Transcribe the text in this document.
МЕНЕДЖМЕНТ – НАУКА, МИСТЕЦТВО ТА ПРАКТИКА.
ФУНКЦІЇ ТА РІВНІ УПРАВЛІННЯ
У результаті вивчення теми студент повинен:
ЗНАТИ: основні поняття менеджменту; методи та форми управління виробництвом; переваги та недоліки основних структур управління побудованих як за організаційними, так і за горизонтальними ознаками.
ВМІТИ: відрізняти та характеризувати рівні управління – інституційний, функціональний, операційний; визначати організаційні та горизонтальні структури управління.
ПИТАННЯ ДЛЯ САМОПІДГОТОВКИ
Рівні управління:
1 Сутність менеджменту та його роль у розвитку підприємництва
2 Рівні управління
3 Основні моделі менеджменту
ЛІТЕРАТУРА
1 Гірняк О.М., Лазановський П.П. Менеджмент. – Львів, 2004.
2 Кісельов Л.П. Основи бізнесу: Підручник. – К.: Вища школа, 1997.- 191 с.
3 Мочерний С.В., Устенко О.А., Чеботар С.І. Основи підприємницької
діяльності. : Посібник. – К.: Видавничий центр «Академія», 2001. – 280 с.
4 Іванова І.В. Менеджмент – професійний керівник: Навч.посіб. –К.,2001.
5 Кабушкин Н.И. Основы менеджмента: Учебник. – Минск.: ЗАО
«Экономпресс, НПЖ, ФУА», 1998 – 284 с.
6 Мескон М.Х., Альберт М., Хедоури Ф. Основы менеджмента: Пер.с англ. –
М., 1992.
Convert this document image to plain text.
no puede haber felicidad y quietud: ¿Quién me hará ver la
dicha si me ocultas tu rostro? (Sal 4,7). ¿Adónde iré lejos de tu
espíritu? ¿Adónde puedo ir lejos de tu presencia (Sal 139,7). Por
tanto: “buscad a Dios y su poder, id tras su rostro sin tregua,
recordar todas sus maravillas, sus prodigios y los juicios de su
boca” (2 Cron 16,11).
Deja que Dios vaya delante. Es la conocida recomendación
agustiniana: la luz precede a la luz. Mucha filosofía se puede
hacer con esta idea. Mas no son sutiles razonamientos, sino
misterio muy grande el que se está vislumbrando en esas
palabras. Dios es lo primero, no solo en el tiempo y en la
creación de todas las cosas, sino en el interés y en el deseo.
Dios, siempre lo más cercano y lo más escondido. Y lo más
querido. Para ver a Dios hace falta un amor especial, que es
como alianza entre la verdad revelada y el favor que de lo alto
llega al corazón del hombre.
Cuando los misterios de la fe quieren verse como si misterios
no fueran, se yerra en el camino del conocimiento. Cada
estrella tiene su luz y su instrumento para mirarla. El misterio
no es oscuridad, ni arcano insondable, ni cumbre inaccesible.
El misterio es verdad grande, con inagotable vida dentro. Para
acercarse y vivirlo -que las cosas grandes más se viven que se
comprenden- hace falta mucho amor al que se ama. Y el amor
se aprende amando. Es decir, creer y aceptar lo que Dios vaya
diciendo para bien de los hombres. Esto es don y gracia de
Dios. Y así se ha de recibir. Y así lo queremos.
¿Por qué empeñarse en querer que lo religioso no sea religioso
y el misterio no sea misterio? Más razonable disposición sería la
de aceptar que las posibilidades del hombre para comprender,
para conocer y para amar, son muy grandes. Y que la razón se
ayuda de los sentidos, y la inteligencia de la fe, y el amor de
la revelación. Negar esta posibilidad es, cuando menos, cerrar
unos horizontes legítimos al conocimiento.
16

_ _ _ _ _ _ _

All of the entries above should be written out again exactly.

▶ **Solution below**:
Transcribe the text in this document.
МЕНЕДЖМЕНТ – НАУКА, МИСТЕЦТВО ТА ПРАКТИКА.
ФУНКЦІЇ ТА РІВНІ УПРАВЛІННЯ
У результаті вивчення теми студент повинен:
ЗНАТИ: основні поняття менеджменту; методи та форми управління виробництвом; переваги та недоліки основних структур управління побудованих як за організаційними, так і за горизонтальними ознаками.
ВМІТИ: відрізняти та характеризувати рівні управління – інституційний, функціональний, операційний; визначати організаційні та горизонтальні структури управління.
ПИТАННЯ ДЛЯ САМОПІДГОТОВКИ
Рівні управління:
1 Сутність менеджменту та його роль у розвитку підприємництва
2 Рівні управління
3 Основні моделі менеджменту
ЛІТЕРАТУРА
1 Гірняк О.М., Лазановський П.П. Менеджмент. – Львів, 2004.
2 Кісельов Л.П. Основи бізнесу: Підручник. – К.: Вища школа, 1997.- 191 с.
3 Мочерний С.В., Устенко О.А., Чеботар С.І. Основи підприємницької
діяльності. : Посібник. – К.: Видавничий центр «Академія», 2001. – 280 с.
4 Іванова І.В. Менеджмент – професійний керівник: Навч.посіб. –К.,2001.
5 Кабушкин Н.И. Основы менеджмента: Учебник. – Минск.: ЗАО
«Экономпресс, НПЖ, ФУА», 1998 – 284 с.
6 Мескон М.Х., Альберт М., Хедоури Ф. Основы менеджмента: Пер.с англ. –
М., 1992.
Convert this document image to plain text.
no puede haber felicidad y quietud: ¿Quién me hará ver la
dicha si me ocultas tu rostro? (Sal 4,7). ¿Adónde iré lejos de tu
espíritu? ¿Adónde puedo ir lejos de tu presencia (Sal 139,7). Por
tanto: “buscad a Dios y su poder, id tras su rostro sin tregua,
recordar todas sus maravillas, sus prodigios y los juicios de su
boca” (2 Cron 16,11).
Deja que Dios vaya delante. Es la conocida recomendación
agustiniana: la luz precede a la luz. Mucha filosofía se puede
hacer con esta idea. Mas no son sutiles razonamientos, sino
misterio muy grande el que se está vislumbrando en esas
palabras. Dios es lo primero, no solo en el tiempo y en la
creación de todas las cosas, sino en el interés y en el deseo.
Dios, siempre lo más cercano y lo más escondido. Y lo más
querido. Para ver a Dios hace falta un amor especial, que es
como alianza entre la verdad revelada y el favor que de lo alto
llega al corazón del hombre.
Cuando los misterios de la fe quieren verse como si misterios
no fueran, se yerra en el camino del conocimiento. Cada
estrella tiene su luz y su instrumento para mirarla. El misterio
no es oscuridad, ni arcano insondable, ni cumbre inaccesible.
El misterio es verdad grande, con inagotable vida dentro. Para
acercarse y vivirlo -que las cosas grandes más se viven que se
comprenden- hace falta mucho amor al que se ama. Y el amor
se aprende amando. Es decir, creer y aceptar lo que Dios vaya
diciendo para bien de los hombres. Esto es don y gracia de
Dios. Y así se ha de recibir. Y así lo queremos.
¿Por qué empeñarse en querer que lo religioso no sea religioso
y el misterio no sea misterio? Más razonable disposición sería la
de aceptar que las posibilidades del hombre para comprender,
para conocer y para amar, son muy grandes. Y que la razón se
ayuda de los sentidos, y la inteligencia de la fe, y el amor de
la revelación. Negar esta posibilidad es, cuando menos, cerrar
unos horizontes legítimos al conocimiento.
16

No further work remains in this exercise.